§ Your task
Quote the whole listing word for word. Do not include the pictures.

§ Task material

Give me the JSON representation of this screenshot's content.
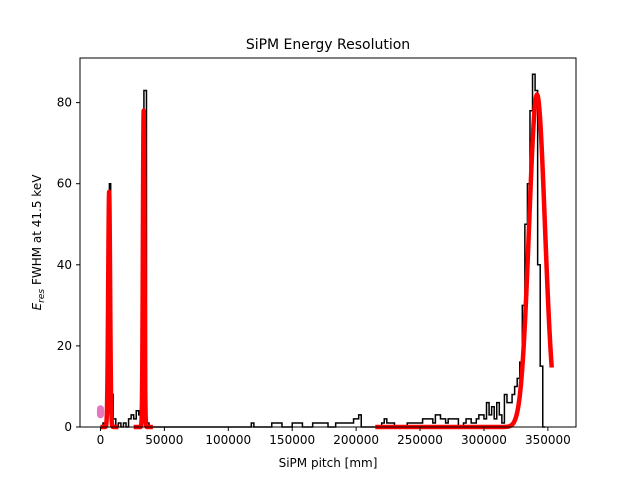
{
  "chart_data": {
    "type": "histogram",
    "title": "SiPM Energy Resolution",
    "xlabel": "SiPM pitch [mm]",
    "ylabel": {
      "main": "E",
      "sub": "res",
      "rest": " FWHM at 41.5 keV"
    },
    "xlim": [
      -16000,
      372000
    ],
    "ylim": [
      0,
      91
    ],
    "xticks": [
      0,
      50000,
      100000,
      150000,
      200000,
      250000,
      300000,
      350000
    ],
    "xtick_labels": [
      "0",
      "50000",
      "100000",
      "150000",
      "200000",
      "250000",
      "300000",
      "350000"
    ],
    "yticks": [
      0,
      20,
      40,
      60,
      80
    ],
    "ytick_labels": [
      "0",
      "20",
      "40",
      "60",
      "80"
    ],
    "grid": false,
    "histogram": {
      "color": "#000000",
      "bin_width": 2000,
      "bins": [
        {
          "x": 2000,
          "y": 1
        },
        {
          "x": 4000,
          "y": 4
        },
        {
          "x": 6000,
          "y": 20
        },
        {
          "x": 7000,
          "y": 60
        },
        {
          "x": 8000,
          "y": 8
        },
        {
          "x": 10000,
          "y": 2
        },
        {
          "x": 12000,
          "y": 0
        },
        {
          "x": 14000,
          "y": 1
        },
        {
          "x": 16000,
          "y": 0
        },
        {
          "x": 18000,
          "y": 1
        },
        {
          "x": 20000,
          "y": 0
        },
        {
          "x": 22000,
          "y": 2
        },
        {
          "x": 24000,
          "y": 3
        },
        {
          "x": 26000,
          "y": 2
        },
        {
          "x": 28000,
          "y": 4
        },
        {
          "x": 30000,
          "y": 3
        },
        {
          "x": 32000,
          "y": 6
        },
        {
          "x": 34000,
          "y": 83
        },
        {
          "x": 36000,
          "y": 1
        },
        {
          "x": 38000,
          "y": 0
        },
        {
          "x": 118000,
          "y": 1
        },
        {
          "x": 120000,
          "y": 0
        },
        {
          "x": 134000,
          "y": 1
        },
        {
          "x": 140000,
          "y": 1
        },
        {
          "x": 142000,
          "y": 0
        },
        {
          "x": 150000,
          "y": 1
        },
        {
          "x": 156000,
          "y": 1
        },
        {
          "x": 158000,
          "y": 0
        },
        {
          "x": 166000,
          "y": 1
        },
        {
          "x": 176000,
          "y": 1
        },
        {
          "x": 178000,
          "y": 0
        },
        {
          "x": 184000,
          "y": 1
        },
        {
          "x": 190000,
          "y": 1
        },
        {
          "x": 194000,
          "y": 1
        },
        {
          "x": 198000,
          "y": 2
        },
        {
          "x": 202000,
          "y": 3
        },
        {
          "x": 204000,
          "y": 0
        },
        {
          "x": 220000,
          "y": 1
        },
        {
          "x": 222000,
          "y": 2
        },
        {
          "x": 224000,
          "y": 1
        },
        {
          "x": 230000,
          "y": 0
        },
        {
          "x": 240000,
          "y": 1
        },
        {
          "x": 246000,
          "y": 1
        },
        {
          "x": 250000,
          "y": 1
        },
        {
          "x": 252000,
          "y": 2
        },
        {
          "x": 256000,
          "y": 2
        },
        {
          "x": 260000,
          "y": 1
        },
        {
          "x": 262000,
          "y": 3
        },
        {
          "x": 266000,
          "y": 2
        },
        {
          "x": 270000,
          "y": 1
        },
        {
          "x": 272000,
          "y": 2
        },
        {
          "x": 280000,
          "y": 0
        },
        {
          "x": 284000,
          "y": 1
        },
        {
          "x": 286000,
          "y": 2
        },
        {
          "x": 290000,
          "y": 1
        },
        {
          "x": 294000,
          "y": 2
        },
        {
          "x": 296000,
          "y": 3
        },
        {
          "x": 298000,
          "y": 3
        },
        {
          "x": 300000,
          "y": 2
        },
        {
          "x": 302000,
          "y": 6
        },
        {
          "x": 304000,
          "y": 3
        },
        {
          "x": 306000,
          "y": 5
        },
        {
          "x": 308000,
          "y": 2
        },
        {
          "x": 310000,
          "y": 6
        },
        {
          "x": 312000,
          "y": 3
        },
        {
          "x": 314000,
          "y": 1
        },
        {
          "x": 316000,
          "y": 8
        },
        {
          "x": 318000,
          "y": 6
        },
        {
          "x": 320000,
          "y": 6
        },
        {
          "x": 322000,
          "y": 8
        },
        {
          "x": 324000,
          "y": 10
        },
        {
          "x": 326000,
          "y": 12
        },
        {
          "x": 328000,
          "y": 16
        },
        {
          "x": 330000,
          "y": 30
        },
        {
          "x": 332000,
          "y": 50
        },
        {
          "x": 334000,
          "y": 60
        },
        {
          "x": 336000,
          "y": 78
        },
        {
          "x": 338000,
          "y": 87
        },
        {
          "x": 340000,
          "y": 83
        },
        {
          "x": 342000,
          "y": 40
        },
        {
          "x": 344000,
          "y": 15
        },
        {
          "x": 346000,
          "y": 0
        }
      ]
    },
    "fits": [
      {
        "color": "#ff0000",
        "amplitude": 58,
        "mean": 6800,
        "sigma": 750,
        "x_range": [
          0,
          14000
        ]
      },
      {
        "color": "#ff0000",
        "amplitude": 78,
        "mean": 33800,
        "sigma": 600,
        "x_range": [
          26000,
          41000
        ]
      },
      {
        "color": "#ff0000",
        "amplitude": 82,
        "mean": 341500,
        "sigma": 6200,
        "x_range": [
          215000,
          353000
        ]
      }
    ],
    "marker": {
      "color": "#e377c2",
      "x": 0,
      "y_range": [
        3,
        4.5
      ]
    }
  }
}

§ Reply
Give me the JSON representation of this screenshot's content.
{
  "chart_data": {
    "type": "histogram",
    "title": "SiPM Energy Resolution",
    "xlabel": "SiPM pitch [mm]",
    "ylabel": {
      "main": "E",
      "sub": "res",
      "rest": " FWHM at 41.5 keV"
    },
    "xlim": [
      -16000,
      372000
    ],
    "ylim": [
      0,
      91
    ],
    "xticks": [
      0,
      50000,
      100000,
      150000,
      200000,
      250000,
      300000,
      350000
    ],
    "xtick_labels": [
      "0",
      "50000",
      "100000",
      "150000",
      "200000",
      "250000",
      "300000",
      "350000"
    ],
    "yticks": [
      0,
      20,
      40,
      60,
      80
    ],
    "ytick_labels": [
      "0",
      "20",
      "40",
      "60",
      "80"
    ],
    "grid": false,
    "histogram": {
      "color": "#000000",
      "bin_width": 2000,
      "bins": [
        {
          "x": 2000,
          "y": 1
        },
        {
          "x": 4000,
          "y": 4
        },
        {
          "x": 6000,
          "y": 20
        },
        {
          "x": 7000,
          "y": 60
        },
        {
          "x": 8000,
          "y": 8
        },
        {
          "x": 10000,
          "y": 2
        },
        {
          "x": 12000,
          "y": 0
        },
        {
          "x": 14000,
          "y": 1
        },
        {
          "x": 16000,
          "y": 0
        },
        {
          "x": 18000,
          "y": 1
        },
        {
          "x": 20000,
          "y": 0
        },
        {
          "x": 22000,
          "y": 2
        },
        {
          "x": 24000,
          "y": 3
        },
        {
          "x": 26000,
          "y": 2
        },
        {
          "x": 28000,
          "y": 4
        },
        {
          "x": 30000,
          "y": 3
        },
        {
          "x": 32000,
          "y": 6
        },
        {
          "x": 34000,
          "y": 83
        },
        {
          "x": 36000,
          "y": 1
        },
        {
          "x": 38000,
          "y": 0
        },
        {
          "x": 118000,
          "y": 1
        },
        {
          "x": 120000,
          "y": 0
        },
        {
          "x": 134000,
          "y": 1
        },
        {
          "x": 140000,
          "y": 1
        },
        {
          "x": 142000,
          "y": 0
        },
        {
          "x": 150000,
          "y": 1
        },
        {
          "x": 156000,
          "y": 1
        },
        {
          "x": 158000,
          "y": 0
        },
        {
          "x": 166000,
          "y": 1
        },
        {
          "x": 176000,
          "y": 1
        },
        {
          "x": 178000,
          "y": 0
        },
        {
          "x": 184000,
          "y": 1
        },
        {
          "x": 190000,
          "y": 1
        },
        {
          "x": 194000,
          "y": 1
        },
        {
          "x": 198000,
          "y": 2
        },
        {
          "x": 202000,
          "y": 3
        },
        {
          "x": 204000,
          "y": 0
        },
        {
          "x": 220000,
          "y": 1
        },
        {
          "x": 222000,
          "y": 2
        },
        {
          "x": 224000,
          "y": 1
        },
        {
          "x": 230000,
          "y": 0
        },
        {
          "x": 240000,
          "y": 1
        },
        {
          "x": 246000,
          "y": 1
        },
        {
          "x": 250000,
          "y": 1
        },
        {
          "x": 252000,
          "y": 2
        },
        {
          "x": 256000,
          "y": 2
        },
        {
          "x": 260000,
          "y": 1
        },
        {
          "x": 262000,
          "y": 3
        },
        {
          "x": 266000,
          "y": 2
        },
        {
          "x": 270000,
          "y": 1
        },
        {
          "x": 272000,
          "y": 2
        },
        {
          "x": 280000,
          "y": 0
        },
        {
          "x": 284000,
          "y": 1
        },
        {
          "x": 286000,
          "y": 2
        },
        {
          "x": 290000,
          "y": 1
        },
        {
          "x": 294000,
          "y": 2
        },
        {
          "x": 296000,
          "y": 3
        },
        {
          "x": 298000,
          "y": 3
        },
        {
          "x": 300000,
          "y": 2
        },
        {
          "x": 302000,
          "y": 6
        },
        {
          "x": 304000,
          "y": 3
        },
        {
          "x": 306000,
          "y": 5
        },
        {
          "x": 308000,
          "y": 2
        },
        {
          "x": 310000,
          "y": 6
        },
        {
          "x": 312000,
          "y": 3
        },
        {
          "x": 314000,
          "y": 1
        },
        {
          "x": 316000,
          "y": 8
        },
        {
          "x": 318000,
          "y": 6
        },
        {
          "x": 320000,
          "y": 6
        },
        {
          "x": 322000,
          "y": 8
        },
        {
          "x": 324000,
          "y": 10
        },
        {
          "x": 326000,
          "y": 12
        },
        {
          "x": 328000,
          "y": 16
        },
        {
          "x": 330000,
          "y": 30
        },
        {
          "x": 332000,
          "y": 50
        },
        {
          "x": 334000,
          "y": 60
        },
        {
          "x": 336000,
          "y": 78
        },
        {
          "x": 338000,
          "y": 87
        },
        {
          "x": 340000,
          "y": 83
        },
        {
          "x": 342000,
          "y": 40
        },
        {
          "x": 344000,
          "y": 15
        },
        {
          "x": 346000,
          "y": 0
        }
      ]
    },
    "fits": [
      {
        "color": "#ff0000",
        "amplitude": 58,
        "mean": 6800,
        "sigma": 750,
        "x_range": [
          0,
          14000
        ]
      },
      {
        "color": "#ff0000",
        "amplitude": 78,
        "mean": 33800,
        "sigma": 600,
        "x_range": [
          26000,
          41000
        ]
      },
      {
        "color": "#ff0000",
        "amplitude": 82,
        "mean": 341500,
        "sigma": 6200,
        "x_range": [
          215000,
          353000
        ]
      }
    ],
    "marker": {
      "color": "#e377c2",
      "x": 0,
      "y_range": [
        3,
        4.5
      ]
    }
  }
}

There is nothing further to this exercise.